**Saved data entries**
═══

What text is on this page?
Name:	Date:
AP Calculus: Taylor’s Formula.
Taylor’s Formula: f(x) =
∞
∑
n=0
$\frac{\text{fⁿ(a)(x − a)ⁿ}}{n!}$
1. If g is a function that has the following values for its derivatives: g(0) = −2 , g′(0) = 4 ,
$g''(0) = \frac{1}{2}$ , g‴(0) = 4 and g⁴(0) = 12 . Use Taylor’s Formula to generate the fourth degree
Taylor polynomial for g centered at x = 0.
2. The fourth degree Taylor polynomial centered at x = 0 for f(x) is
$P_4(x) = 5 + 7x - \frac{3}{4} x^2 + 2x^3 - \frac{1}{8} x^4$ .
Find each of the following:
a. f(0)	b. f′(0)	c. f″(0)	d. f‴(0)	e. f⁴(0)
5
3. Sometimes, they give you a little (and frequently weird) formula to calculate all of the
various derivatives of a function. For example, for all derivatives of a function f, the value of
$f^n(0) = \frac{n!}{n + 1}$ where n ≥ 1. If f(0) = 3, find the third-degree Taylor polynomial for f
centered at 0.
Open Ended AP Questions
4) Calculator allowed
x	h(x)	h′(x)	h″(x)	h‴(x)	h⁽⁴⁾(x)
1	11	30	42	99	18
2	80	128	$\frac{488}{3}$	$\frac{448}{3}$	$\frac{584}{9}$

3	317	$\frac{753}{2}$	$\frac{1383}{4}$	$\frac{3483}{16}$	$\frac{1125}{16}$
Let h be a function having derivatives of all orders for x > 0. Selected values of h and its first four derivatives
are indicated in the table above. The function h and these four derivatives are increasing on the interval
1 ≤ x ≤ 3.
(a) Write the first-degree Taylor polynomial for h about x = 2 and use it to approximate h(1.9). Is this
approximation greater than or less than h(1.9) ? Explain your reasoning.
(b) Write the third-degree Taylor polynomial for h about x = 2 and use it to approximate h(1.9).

═══

**Your task**
Write out the entries above word for word.

**Task answer**
What text is on this page?
Name:	Date:
AP Calculus: Taylor’s Formula.
Taylor’s Formula: f(x) =
∞
∑
n=0
$\frac{\text{fⁿ(a)(x − a)ⁿ}}{n!}$
1. If g is a function that has the following values for its derivatives: g(0) = −2 , g′(0) = 4 ,
$g''(0) = \frac{1}{2}$ , g‴(0) = 4 and g⁴(0) = 12 . Use Taylor’s Formula to generate the fourth degree
Taylor polynomial for g centered at x = 0.
2. The fourth degree Taylor polynomial centered at x = 0 for f(x) is
$P_4(x) = 5 + 7x - \frac{3}{4} x^2 + 2x^3 - \frac{1}{8} x^4$ .
Find each of the following:
a. f(0)	b. f′(0)	c. f″(0)	d. f‴(0)	e. f⁴(0)
5
3. Sometimes, they give you a little (and frequently weird) formula to calculate all of the
various derivatives of a function. For example, for all derivatives of a function f, the value of
$f^n(0) = \frac{n!}{n + 1}$ where n ≥ 1. If f(0) = 3, find the third-degree Taylor polynomial for f
centered at 0.
Open Ended AP Questions
4) Calculator allowed
x	h(x)	h′(x)	h″(x)	h‴(x)	h⁽⁴⁾(x)
1	11	30	42	99	18
2	80	128	$\frac{488}{3}$	$\frac{448}{3}$	$\frac{584}{9}$

3	317	$\frac{753}{2}$	$\frac{1383}{4}$	$\frac{3483}{16}$	$\frac{1125}{16}$
Let h be a function having derivatives of all orders for x > 0. Selected values of h and its first four derivatives
are indicated in the table above. The function h and these four derivatives are increasing on the interval
1 ≤ x ≤ 3.
(a) Write the first-degree Taylor polynomial for h about x = 2 and use it to approximate h(1.9). Is this
approximation greater than or less than h(1.9) ? Explain your reasoning.
(b) Write the third-degree Taylor polynomial for h about x = 2 and use it to approximate h(1.9).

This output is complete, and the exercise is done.